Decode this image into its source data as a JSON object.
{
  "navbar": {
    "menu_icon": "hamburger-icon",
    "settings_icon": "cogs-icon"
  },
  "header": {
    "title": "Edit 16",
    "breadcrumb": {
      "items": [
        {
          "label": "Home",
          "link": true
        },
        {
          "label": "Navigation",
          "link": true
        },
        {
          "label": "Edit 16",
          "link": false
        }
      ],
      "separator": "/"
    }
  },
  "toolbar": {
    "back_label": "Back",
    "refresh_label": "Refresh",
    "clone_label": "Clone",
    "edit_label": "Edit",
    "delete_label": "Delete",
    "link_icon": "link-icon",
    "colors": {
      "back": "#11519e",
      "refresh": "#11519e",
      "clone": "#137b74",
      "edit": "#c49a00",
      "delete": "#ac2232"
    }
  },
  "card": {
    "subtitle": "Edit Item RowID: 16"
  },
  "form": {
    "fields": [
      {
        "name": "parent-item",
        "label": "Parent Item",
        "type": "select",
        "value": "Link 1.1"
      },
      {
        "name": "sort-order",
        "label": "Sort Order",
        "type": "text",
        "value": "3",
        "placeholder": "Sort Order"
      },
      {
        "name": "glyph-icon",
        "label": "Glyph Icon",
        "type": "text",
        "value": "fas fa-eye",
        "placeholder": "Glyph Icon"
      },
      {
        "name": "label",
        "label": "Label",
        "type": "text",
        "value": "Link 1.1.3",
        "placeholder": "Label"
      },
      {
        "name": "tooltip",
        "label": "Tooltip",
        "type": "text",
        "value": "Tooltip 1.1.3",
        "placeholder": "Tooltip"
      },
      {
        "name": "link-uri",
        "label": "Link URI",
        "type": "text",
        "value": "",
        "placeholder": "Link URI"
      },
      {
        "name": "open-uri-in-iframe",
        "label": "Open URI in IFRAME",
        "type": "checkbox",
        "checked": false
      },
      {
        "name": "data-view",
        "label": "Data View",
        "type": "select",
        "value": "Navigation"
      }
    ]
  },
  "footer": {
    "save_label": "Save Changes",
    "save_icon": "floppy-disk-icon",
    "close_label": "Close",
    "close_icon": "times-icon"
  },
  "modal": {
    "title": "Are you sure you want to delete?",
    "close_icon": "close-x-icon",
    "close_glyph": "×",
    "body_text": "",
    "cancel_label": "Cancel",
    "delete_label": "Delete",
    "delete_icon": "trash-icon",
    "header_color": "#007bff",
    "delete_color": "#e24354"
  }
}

*STATED PROBLEM*
Return what is listed above, exactly and completely.

*RESULT*
Decode this image into its source data as a JSON object.
{
  "navbar": {
    "menu_icon": "hamburger-icon",
    "settings_icon": "cogs-icon"
  },
  "header": {
    "title": "Edit 16",
    "breadcrumb": {
      "items": [
        {
          "label": "Home",
          "link": true
        },
        {
          "label": "Navigation",
          "link": true
        },
        {
          "label": "Edit 16",
          "link": false
        }
      ],
      "separator": "/"
    }
  },
  "toolbar": {
    "back_label": "Back",
    "refresh_label": "Refresh",
    "clone_label": "Clone",
    "edit_label": "Edit",
    "delete_label": "Delete",
    "link_icon": "link-icon",
    "colors": {
      "back": "#11519e",
      "refresh": "#11519e",
      "clone": "#137b74",
      "edit": "#c49a00",
      "delete": "#ac2232"
    }
  },
  "card": {
    "subtitle": "Edit Item RowID: 16"
  },
  "form": {
    "fields": [
      {
        "name": "parent-item",
        "label": "Parent Item",
        "type": "select",
        "value": "Link 1.1"
      },
      {
        "name": "sort-order",
        "label": "Sort Order",
        "type": "text",
        "value": "3",
        "placeholder": "Sort Order"
      },
      {
        "name": "glyph-icon",
        "label": "Glyph Icon",
        "type": "text",
        "value": "fas fa-eye",
        "placeholder": "Glyph Icon"
      },
      {
        "name": "label",
        "label": "Label",
        "type": "text",
        "value": "Link 1.1.3",
        "placeholder": "Label"
      },
      {
        "name": "tooltip",
        "label": "Tooltip",
        "type": "text",
        "value": "Tooltip 1.1.3",
        "placeholder": "Tooltip"
      },
      {
        "name": "link-uri",
        "label": "Link URI",
        "type": "text",
        "value": "",
        "placeholder": "Link URI"
      },
      {
        "name": "open-uri-in-iframe",
        "label": "Open URI in IFRAME",
        "type": "checkbox",
        "checked": false
      },
      {
        "name": "data-view",
        "label": "Data View",
        "type": "select",
        "value": "Navigation"
      }
    ]
  },
  "footer": {
    "save_label": "Save Changes",
    "save_icon": "floppy-disk-icon",
    "close_label": "Close",
    "close_icon": "times-icon"
  },
  "modal": {
    "title": "Are you sure you want to delete?",
    "close_icon": "close-x-icon",
    "close_glyph": "×",
    "body_text": "",
    "cancel_label": "Cancel",
    "delete_label": "Delete",
    "delete_icon": "trash-icon",
    "header_color": "#007bff",
    "delete_color": "#e24354"
  }
}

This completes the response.